Data entries —
start

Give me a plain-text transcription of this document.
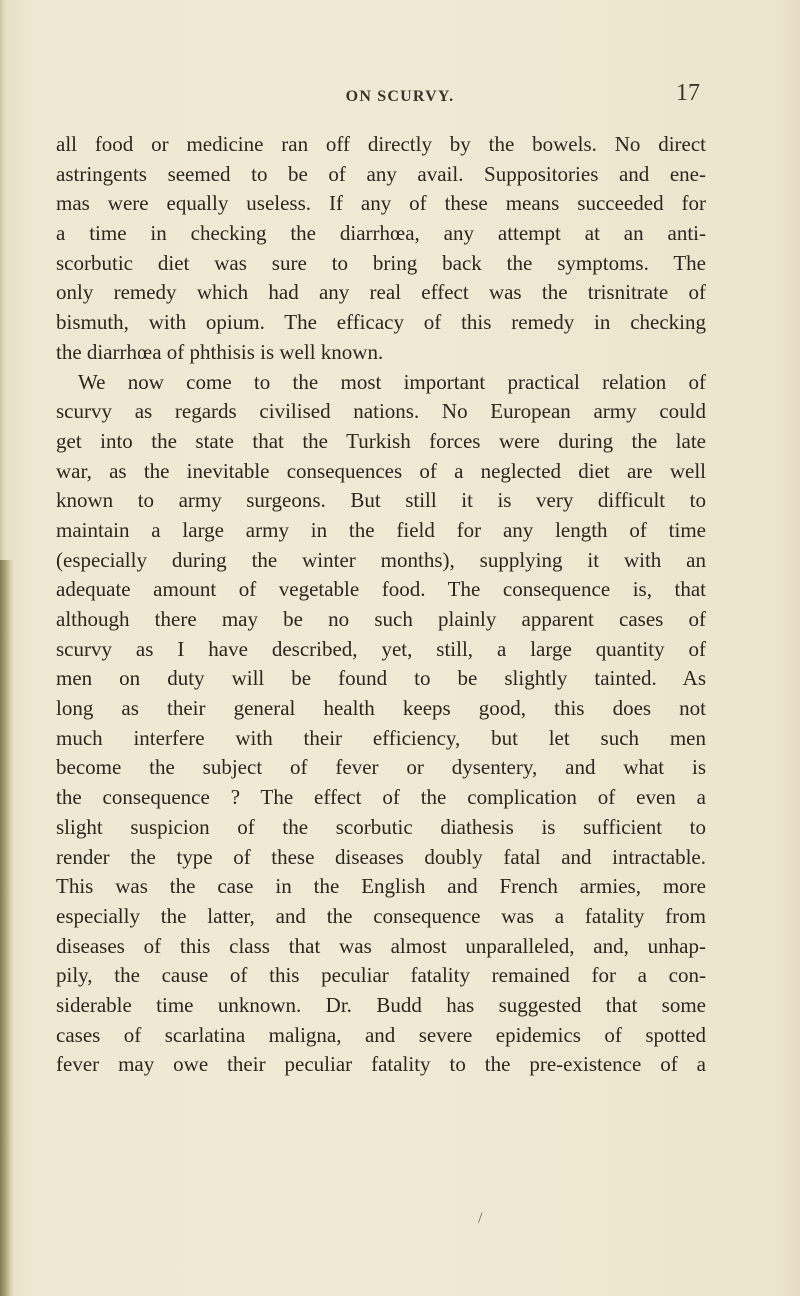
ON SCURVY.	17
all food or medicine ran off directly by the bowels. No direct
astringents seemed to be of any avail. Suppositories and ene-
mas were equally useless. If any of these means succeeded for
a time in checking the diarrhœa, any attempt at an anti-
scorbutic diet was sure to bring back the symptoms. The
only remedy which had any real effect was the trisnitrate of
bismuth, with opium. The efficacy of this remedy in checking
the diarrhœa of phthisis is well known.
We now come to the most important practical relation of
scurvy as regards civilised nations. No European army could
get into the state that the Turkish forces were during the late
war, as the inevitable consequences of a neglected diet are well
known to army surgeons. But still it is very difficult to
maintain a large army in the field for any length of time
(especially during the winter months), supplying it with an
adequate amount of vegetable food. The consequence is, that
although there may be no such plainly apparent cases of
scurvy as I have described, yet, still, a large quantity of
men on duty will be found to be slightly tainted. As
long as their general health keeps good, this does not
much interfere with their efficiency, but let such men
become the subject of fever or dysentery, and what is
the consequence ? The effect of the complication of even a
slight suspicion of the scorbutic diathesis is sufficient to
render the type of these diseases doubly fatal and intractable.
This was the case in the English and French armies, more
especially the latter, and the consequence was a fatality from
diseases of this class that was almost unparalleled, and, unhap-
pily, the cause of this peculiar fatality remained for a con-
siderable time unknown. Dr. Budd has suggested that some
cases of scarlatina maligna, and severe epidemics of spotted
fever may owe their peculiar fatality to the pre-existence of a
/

end
start

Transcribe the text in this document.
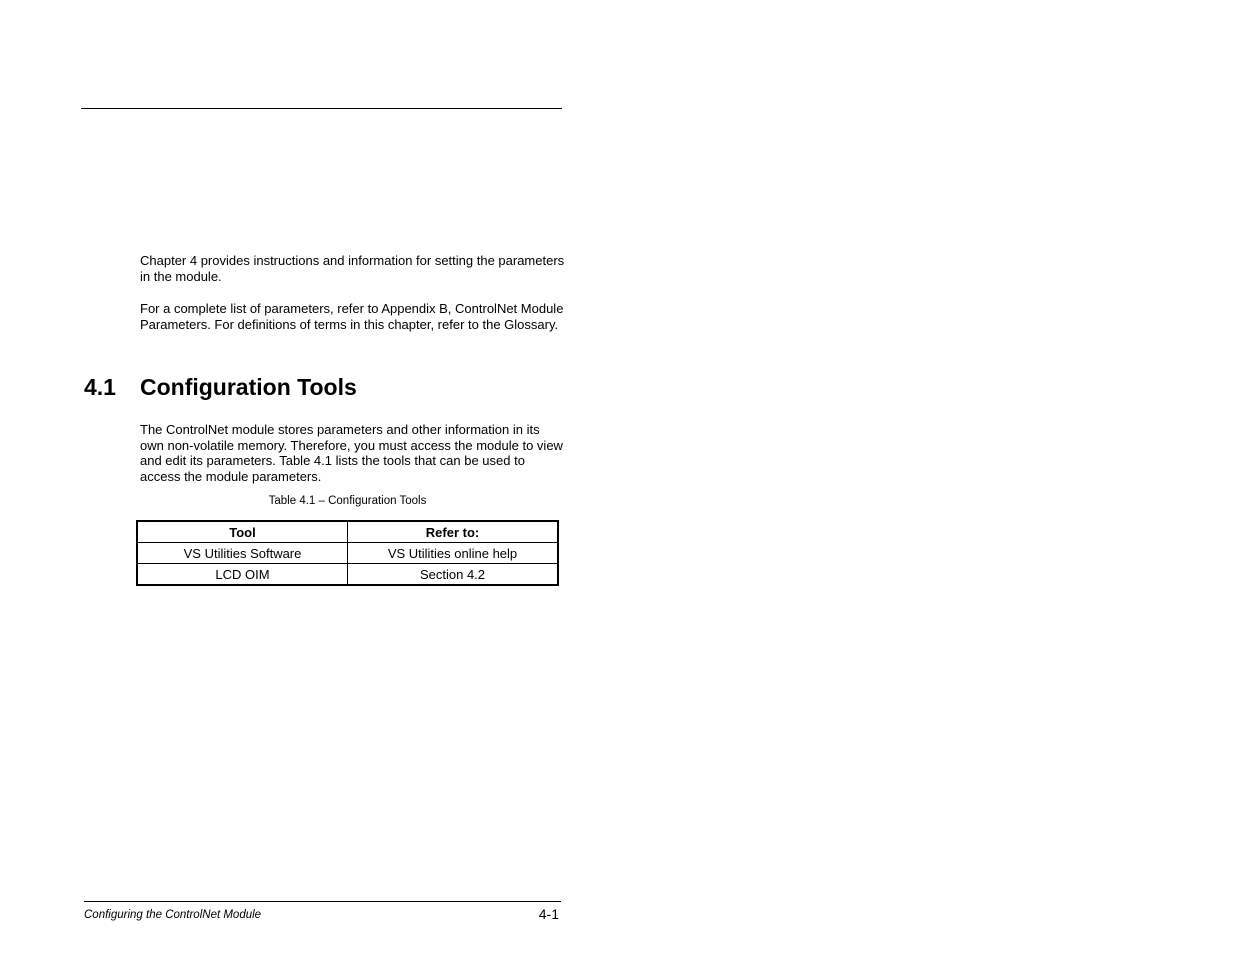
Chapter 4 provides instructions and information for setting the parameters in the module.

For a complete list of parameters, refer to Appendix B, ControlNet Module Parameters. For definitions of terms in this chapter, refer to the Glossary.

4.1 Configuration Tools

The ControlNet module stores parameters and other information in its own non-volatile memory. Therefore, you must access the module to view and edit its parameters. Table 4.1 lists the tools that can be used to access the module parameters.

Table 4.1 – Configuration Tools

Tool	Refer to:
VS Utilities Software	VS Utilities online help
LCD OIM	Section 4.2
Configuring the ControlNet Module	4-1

end

Problem to work on —
Collect the lines of the data that carry the word "peculiar".

Written reply —
pily, the cause of this peculiar fatality remained for a con-
fever may owe their peculiar fatality to the pre-existence of a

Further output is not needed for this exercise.